[Collected data entries]
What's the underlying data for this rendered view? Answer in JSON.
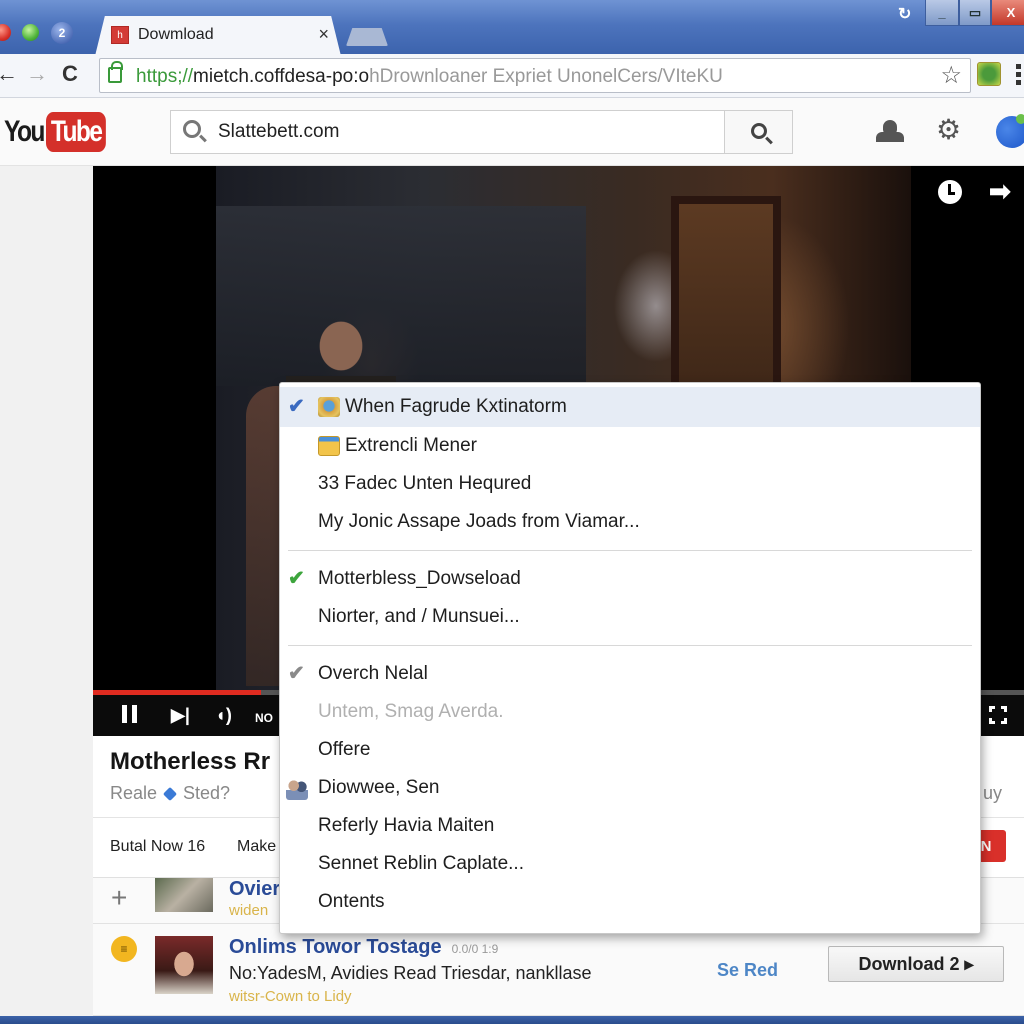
{
  "browser": {
    "tab": {
      "favicon": "h",
      "title": "Dowmload",
      "close_icon": "×"
    },
    "app_badge": "2",
    "system_refresh_icon": "↻",
    "window_buttons": {
      "minimize": "_",
      "maximize": "▭",
      "close": "X"
    },
    "nav": {
      "back": "←",
      "forward": "→",
      "reload": "C"
    },
    "url": {
      "scheme": "https;//",
      "host": "mietch.coffdesa-po:o",
      "path": "hDrownloaner Expriet UnonelCers/VIteKU"
    },
    "bookmark_icon": "☆"
  },
  "youtube": {
    "logo": {
      "you": "You",
      "tube": "Tube"
    },
    "search": {
      "value": "Slattebett.com",
      "placeholder": ""
    },
    "header_icons": [
      "user-icon",
      "gear-icon",
      "account-avatar"
    ],
    "gear_glyph": "⚙"
  },
  "player": {
    "progress_fraction": 0.18,
    "colors": {
      "progress": "#e02b20"
    },
    "controls": {
      "next": "▶|",
      "volume": "◖)",
      "quality": "NO"
    },
    "share_glyph": "➡"
  },
  "video": {
    "title": "Motherless Rr",
    "channel": "Reale",
    "channel_suffix": "Sted?",
    "right_text": "uy",
    "actions": [
      "Butal Now 16",
      "Make"
    ],
    "subscribe_label": "N"
  },
  "related": [
    {
      "lead": "+",
      "title": "Ovier",
      "sub": "widen"
    },
    {
      "lead": "≡",
      "title": "Onlims Towor Tostage",
      "meta": "0.0/0 1:9",
      "desc": "No:YadesM, Avidies Read Triesdar, nankllase",
      "sub": "witsr-Cown to Lidy",
      "link": "Se Red",
      "download_label": "Download 2 ▸"
    }
  ],
  "context_menu": {
    "groups": [
      [
        {
          "label": "When Fagrude Kxtinatorm",
          "check": "blue",
          "emblem": "globe",
          "highlight": true
        },
        {
          "label": "Extrencli Mener",
          "emblem": "folder"
        },
        {
          "label": "33 Fadec Unten Hequred"
        },
        {
          "label": "My Jonic Assape Joads from Viamar..."
        }
      ],
      [
        {
          "label": "Motterbless_Dowseload",
          "check": "green"
        },
        {
          "label": "Niorter, and / Munsuei..."
        }
      ],
      [
        {
          "label": "Overch Nelal",
          "check": "gray"
        },
        {
          "label": "Untem, Smag Averda.",
          "disabled": true
        },
        {
          "label": "Offere"
        },
        {
          "label": "Diowwee, Sen",
          "emblem": "people"
        },
        {
          "label": "Referly Havia Maiten"
        },
        {
          "label": "Sennet Reblin Caplate..."
        },
        {
          "label": "Ontents"
        }
      ]
    ],
    "check_glyph": "✔"
  }
}
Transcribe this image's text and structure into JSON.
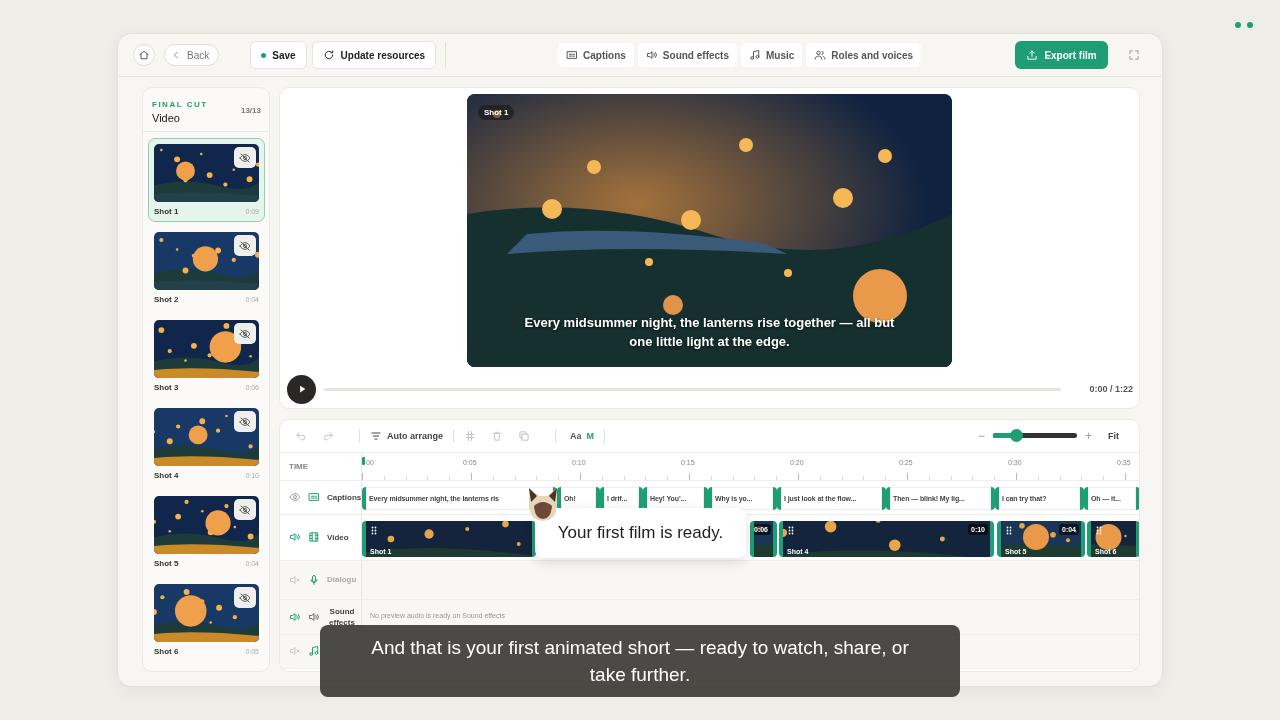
{
  "topbar": {
    "back": "Back",
    "save": "Save",
    "update": "Update resources",
    "tabs": [
      {
        "kind": "captions",
        "label": "Captions",
        "selected": false
      },
      {
        "kind": "sound",
        "label": "Sound effects",
        "selected": false
      },
      {
        "kind": "music",
        "label": "Music",
        "selected": false
      },
      {
        "kind": "roles",
        "label": "Roles and voices",
        "selected": false
      }
    ],
    "export": "Export film"
  },
  "panel": {
    "eyebrow": "FINAL CUT",
    "title": "Video",
    "count": "13/13",
    "shots": [
      {
        "label": "Shot 1",
        "duration": "0:09",
        "selected": true
      },
      {
        "label": "Shot 2",
        "duration": "0:04",
        "selected": false
      },
      {
        "label": "Shot 3",
        "duration": "0:06",
        "selected": false
      },
      {
        "label": "Shot 4",
        "duration": "0:10",
        "selected": false
      },
      {
        "label": "Shot 5",
        "duration": "0:04",
        "selected": false
      },
      {
        "label": "Shot 6",
        "duration": "0:05",
        "selected": false
      }
    ]
  },
  "preview": {
    "badge": "Shot 1",
    "caption": "Every midsummer night, the lanterns rise together — all but one little light at the edge.",
    "progress": {
      "level": 0
    },
    "time": "0:00 / 1:22"
  },
  "timeline": {
    "toolbar": {
      "history": [
        {
          "kind": "undo",
          "disabled": true
        },
        {
          "kind": "redo",
          "disabled": true
        }
      ],
      "auto_arrange": "Auto arrange",
      "edit": [
        {
          "kind": "split",
          "disabled": true
        },
        {
          "kind": "delete",
          "disabled": true
        },
        {
          "kind": "duplicate",
          "disabled": true
        }
      ],
      "text_size": {
        "label": "Aa",
        "value": "M"
      },
      "zoom": {
        "minus": "−",
        "plus": "+",
        "level": 0.27
      },
      "fit": "Fit"
    },
    "ruler": {
      "heading": "TIME",
      "ticks": [
        "00",
        "0:05",
        "0:10",
        "0:15",
        "0:20",
        "0:25",
        "0:30",
        "0:35"
      ]
    },
    "tracks": [
      {
        "kind": "captions",
        "label": "Captions",
        "visible": true,
        "clips": [
          "Every midsummer night, the lanterns ris",
          "Oh!",
          "I drif...",
          "Hey! You'...",
          "Why is yo...",
          "I just look at the flow...",
          "Then — blink! My lig...",
          "I can try that?",
          "Oh — it..."
        ]
      },
      {
        "kind": "video",
        "label": "Video",
        "muted": false,
        "clips": [
          {
            "label": "Shot 1"
          },
          {
            "duration": "0:06"
          },
          {
            "label": "Shot 4",
            "duration": "0:10"
          },
          {
            "label": "Shot 5",
            "duration": "0:04"
          },
          {
            "label": "Shot 6"
          }
        ]
      },
      {
        "kind": "dialogue",
        "label": "Dialogu",
        "muted": true
      },
      {
        "kind": "sound",
        "label": "Sound effects",
        "muted": false,
        "note": "No preview audio is ready on Sound effects"
      },
      {
        "kind": "music",
        "muted": true
      }
    ]
  },
  "tooltip": "Your first film is ready.",
  "narration": "And that is your first animated short — ready to watch, share, or take further."
}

#### What is expected
Quote the full listing above word for word; exclude every picture from the copy.

#### Expected output
What's the underlying data for this rendered view? Answer in JSON.
{
  "browser": {
    "tab": {
      "favicon": "h",
      "title": "Dowmload",
      "close_icon": "×"
    },
    "app_badge": "2",
    "system_refresh_icon": "↻",
    "window_buttons": {
      "minimize": "_",
      "maximize": "▭",
      "close": "X"
    },
    "nav": {
      "back": "←",
      "forward": "→",
      "reload": "C"
    },
    "url": {
      "scheme": "https;//",
      "host": "mietch.coffdesa-po:o",
      "path": "hDrownloaner Expriet UnonelCers/VIteKU"
    },
    "bookmark_icon": "☆"
  },
  "youtube": {
    "logo": {
      "you": "You",
      "tube": "Tube"
    },
    "search": {
      "value": "Slattebett.com",
      "placeholder": ""
    },
    "header_icons": [
      "user-icon",
      "gear-icon",
      "account-avatar"
    ],
    "gear_glyph": "⚙"
  },
  "player": {
    "progress_fraction": 0.18,
    "colors": {
      "progress": "#e02b20"
    },
    "controls": {
      "next": "▶|",
      "volume": "◖)",
      "quality": "NO"
    },
    "share_glyph": "➡"
  },
  "video": {
    "title": "Motherless Rr",
    "channel": "Reale",
    "channel_suffix": "Sted?",
    "right_text": "uy",
    "actions": [
      "Butal Now 16",
      "Make"
    ],
    "subscribe_label": "N"
  },
  "related": [
    {
      "lead": "+",
      "title": "Ovier",
      "sub": "widen"
    },
    {
      "lead": "≡",
      "title": "Onlims Towor Tostage",
      "meta": "0.0/0 1:9",
      "desc": "No:YadesM, Avidies Read Triesdar, nankllase",
      "sub": "witsr-Cown to Lidy",
      "link": "Se Red",
      "download_label": "Download 2 ▸"
    }
  ],
  "context_menu": {
    "groups": [
      [
        {
          "label": "When Fagrude Kxtinatorm",
          "check": "blue",
          "emblem": "globe",
          "highlight": true
        },
        {
          "label": "Extrencli Mener",
          "emblem": "folder"
        },
        {
          "label": "33 Fadec Unten Hequred"
        },
        {
          "label": "My Jonic Assape Joads from Viamar..."
        }
      ],
      [
        {
          "label": "Motterbless_Dowseload",
          "check": "green"
        },
        {
          "label": "Niorter, and / Munsuei..."
        }
      ],
      [
        {
          "label": "Overch Nelal",
          "check": "gray"
        },
        {
          "label": "Untem, Smag Averda.",
          "disabled": true
        },
        {
          "label": "Offere"
        },
        {
          "label": "Diowwee, Sen",
          "emblem": "people"
        },
        {
          "label": "Referly Havia Maiten"
        },
        {
          "label": "Sennet Reblin Caplate..."
        },
        {
          "label": "Ontents"
        }
      ]
    ],
    "check_glyph": "✔"
  }
}
Transcribe this image's text and structure into JSON.
{
  "topbar": {
    "back": "Back",
    "save": "Save",
    "update": "Update resources",
    "tabs": [
      {
        "kind": "captions",
        "label": "Captions",
        "selected": false
      },
      {
        "kind": "sound",
        "label": "Sound effects",
        "selected": false
      },
      {
        "kind": "music",
        "label": "Music",
        "selected": false
      },
      {
        "kind": "roles",
        "label": "Roles and voices",
        "selected": false
      }
    ],
    "export": "Export film"
  },
  "panel": {
    "eyebrow": "FINAL CUT",
    "title": "Video",
    "count": "13/13",
    "shots": [
      {
        "label": "Shot 1",
        "duration": "0:09",
        "selected": true
      },
      {
        "label": "Shot 2",
        "duration": "0:04",
        "selected": false
      },
      {
        "label": "Shot 3",
        "duration": "0:06",
        "selected": false
      },
      {
        "label": "Shot 4",
        "duration": "0:10",
        "selected": false
      },
      {
        "label": "Shot 5",
        "duration": "0:04",
        "selected": false
      },
      {
        "label": "Shot 6",
        "duration": "0:05",
        "selected": false
      }
    ]
  },
  "preview": {
    "badge": "Shot 1",
    "caption": "Every midsummer night, the lanterns rise together — all but one little light at the edge.",
    "progress": {
      "level": 0
    },
    "time": "0:00 / 1:22"
  },
  "timeline": {
    "toolbar": {
      "history": [
        {
          "kind": "undo",
          "disabled": true
        },
        {
          "kind": "redo",
          "disabled": true
        }
      ],
      "auto_arrange": "Auto arrange",
      "edit": [
        {
          "kind": "split",
          "disabled": true
        },
        {
          "kind": "delete",
          "disabled": true
        },
        {
          "kind": "duplicate",
          "disabled": true
        }
      ],
      "text_size": {
        "label": "Aa",
        "value": "M"
      },
      "zoom": {
        "minus": "−",
        "plus": "+",
        "level": 0.27
      },
      "fit": "Fit"
    },
    "ruler": {
      "heading": "TIME",
      "ticks": [
        "00",
        "0:05",
        "0:10",
        "0:15",
        "0:20",
        "0:25",
        "0:30",
        "0:35"
      ]
    },
    "tracks": [
      {
        "kind": "captions",
        "label": "Captions",
        "visible": true,
        "clips": [
          "Every midsummer night, the lanterns ris",
          "Oh!",
          "I drif...",
          "Hey! You'...",
          "Why is yo...",
          "I just look at the flow...",
          "Then — blink! My lig...",
          "I can try that?",
          "Oh — it..."
        ]
      },
      {
        "kind": "video",
        "label": "Video",
        "muted": false,
        "clips": [
          {
            "label": "Shot 1"
          },
          {
            "duration": "0:06"
          },
          {
            "label": "Shot 4",
            "duration": "0:10"
          },
          {
            "label": "Shot 5",
            "duration": "0:04"
          },
          {
            "label": "Shot 6"
          }
        ]
      },
      {
        "kind": "dialogue",
        "label": "Dialogu",
        "muted": true
      },
      {
        "kind": "sound",
        "label": "Sound effects",
        "muted": false,
        "note": "No preview audio is ready on Sound effects"
      },
      {
        "kind": "music",
        "muted": true
      }
    ]
  },
  "tooltip": "Your first film is ready.",
  "narration": "And that is your first animated short — ready to watch, share, or take further."
}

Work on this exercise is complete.